[Begin RECORDS SUPPLIED]

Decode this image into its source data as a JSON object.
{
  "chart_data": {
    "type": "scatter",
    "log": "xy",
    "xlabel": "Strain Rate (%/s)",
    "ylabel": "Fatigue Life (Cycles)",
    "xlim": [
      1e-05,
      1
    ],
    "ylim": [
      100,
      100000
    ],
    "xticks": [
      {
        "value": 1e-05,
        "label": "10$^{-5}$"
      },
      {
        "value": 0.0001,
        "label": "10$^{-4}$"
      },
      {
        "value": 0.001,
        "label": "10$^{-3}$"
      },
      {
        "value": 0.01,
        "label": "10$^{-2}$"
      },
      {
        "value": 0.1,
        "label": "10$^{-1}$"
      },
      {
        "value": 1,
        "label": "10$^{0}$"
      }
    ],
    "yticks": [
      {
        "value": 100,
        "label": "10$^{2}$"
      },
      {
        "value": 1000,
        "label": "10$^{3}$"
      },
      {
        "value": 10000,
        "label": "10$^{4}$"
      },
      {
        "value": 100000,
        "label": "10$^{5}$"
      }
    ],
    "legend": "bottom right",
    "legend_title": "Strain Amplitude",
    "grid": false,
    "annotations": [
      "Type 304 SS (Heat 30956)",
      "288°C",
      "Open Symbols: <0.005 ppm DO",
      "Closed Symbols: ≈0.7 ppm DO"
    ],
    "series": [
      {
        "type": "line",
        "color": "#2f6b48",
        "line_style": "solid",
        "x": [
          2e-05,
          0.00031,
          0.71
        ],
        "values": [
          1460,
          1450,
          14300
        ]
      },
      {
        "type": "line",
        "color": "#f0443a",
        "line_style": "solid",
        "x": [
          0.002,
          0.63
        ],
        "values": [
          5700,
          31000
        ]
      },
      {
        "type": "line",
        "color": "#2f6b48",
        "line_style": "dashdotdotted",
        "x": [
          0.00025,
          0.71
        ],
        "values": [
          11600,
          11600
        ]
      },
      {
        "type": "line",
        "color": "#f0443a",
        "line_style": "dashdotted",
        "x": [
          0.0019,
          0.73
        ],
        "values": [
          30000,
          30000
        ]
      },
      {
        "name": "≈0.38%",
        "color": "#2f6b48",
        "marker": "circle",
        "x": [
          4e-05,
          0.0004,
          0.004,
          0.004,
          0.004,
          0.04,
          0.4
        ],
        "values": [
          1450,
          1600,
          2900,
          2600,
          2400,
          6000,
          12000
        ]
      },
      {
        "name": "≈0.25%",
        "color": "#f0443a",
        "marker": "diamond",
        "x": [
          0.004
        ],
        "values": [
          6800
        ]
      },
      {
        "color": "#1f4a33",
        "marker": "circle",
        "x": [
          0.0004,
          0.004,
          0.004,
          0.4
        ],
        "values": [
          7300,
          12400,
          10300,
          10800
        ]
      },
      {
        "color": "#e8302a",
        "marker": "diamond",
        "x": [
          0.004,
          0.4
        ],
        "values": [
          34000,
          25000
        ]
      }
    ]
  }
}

[End RECORDS SUPPLIED]

EXERCISE INSTRUCTIONS
Copy each record from above without leaving any out.

ANSWER BELOW
Decode this image into its source data as a JSON object.
{
  "chart_data": {
    "type": "scatter",
    "log": "xy",
    "xlabel": "Strain Rate (%/s)",
    "ylabel": "Fatigue Life (Cycles)",
    "xlim": [
      1e-05,
      1
    ],
    "ylim": [
      100,
      100000
    ],
    "xticks": [
      {
        "value": 1e-05,
        "label": "10$^{-5}$"
      },
      {
        "value": 0.0001,
        "label": "10$^{-4}$"
      },
      {
        "value": 0.001,
        "label": "10$^{-3}$"
      },
      {
        "value": 0.01,
        "label": "10$^{-2}$"
      },
      {
        "value": 0.1,
        "label": "10$^{-1}$"
      },
      {
        "value": 1,
        "label": "10$^{0}$"
      }
    ],
    "yticks": [
      {
        "value": 100,
        "label": "10$^{2}$"
      },
      {
        "value": 1000,
        "label": "10$^{3}$"
      },
      {
        "value": 10000,
        "label": "10$^{4}$"
      },
      {
        "value": 100000,
        "label": "10$^{5}$"
      }
    ],
    "legend": "bottom right",
    "legend_title": "Strain Amplitude",
    "grid": false,
    "annotations": [
      "Type 304 SS (Heat 30956)",
      "288°C",
      "Open Symbols: <0.005 ppm DO",
      "Closed Symbols: ≈0.7 ppm DO"
    ],
    "series": [
      {
        "type": "line",
        "color": "#2f6b48",
        "line_style": "solid",
        "x": [
          2e-05,
          0.00031,
          0.71
        ],
        "values": [
          1460,
          1450,
          14300
        ]
      },
      {
        "type": "line",
        "color": "#f0443a",
        "line_style": "solid",
        "x": [
          0.002,
          0.63
        ],
        "values": [
          5700,
          31000
        ]
      },
      {
        "type": "line",
        "color": "#2f6b48",
        "line_style": "dashdotdotted",
        "x": [
          0.00025,
          0.71
        ],
        "values": [
          11600,
          11600
        ]
      },
      {
        "type": "line",
        "color": "#f0443a",
        "line_style": "dashdotted",
        "x": [
          0.0019,
          0.73
        ],
        "values": [
          30000,
          30000
        ]
      },
      {
        "name": "≈0.38%",
        "color": "#2f6b48",
        "marker": "circle",
        "x": [
          4e-05,
          0.0004,
          0.004,
          0.004,
          0.004,
          0.04,
          0.4
        ],
        "values": [
          1450,
          1600,
          2900,
          2600,
          2400,
          6000,
          12000
        ]
      },
      {
        "name": "≈0.25%",
        "color": "#f0443a",
        "marker": "diamond",
        "x": [
          0.004
        ],
        "values": [
          6800
        ]
      },
      {
        "color": "#1f4a33",
        "marker": "circle",
        "x": [
          0.0004,
          0.004,
          0.004,
          0.4
        ],
        "values": [
          7300,
          12400,
          10300,
          10800
        ]
      },
      {
        "color": "#e8302a",
        "marker": "diamond",
        "x": [
          0.004,
          0.4
        ],
        "values": [
          34000,
          25000
        ]
      }
    ]
  }
}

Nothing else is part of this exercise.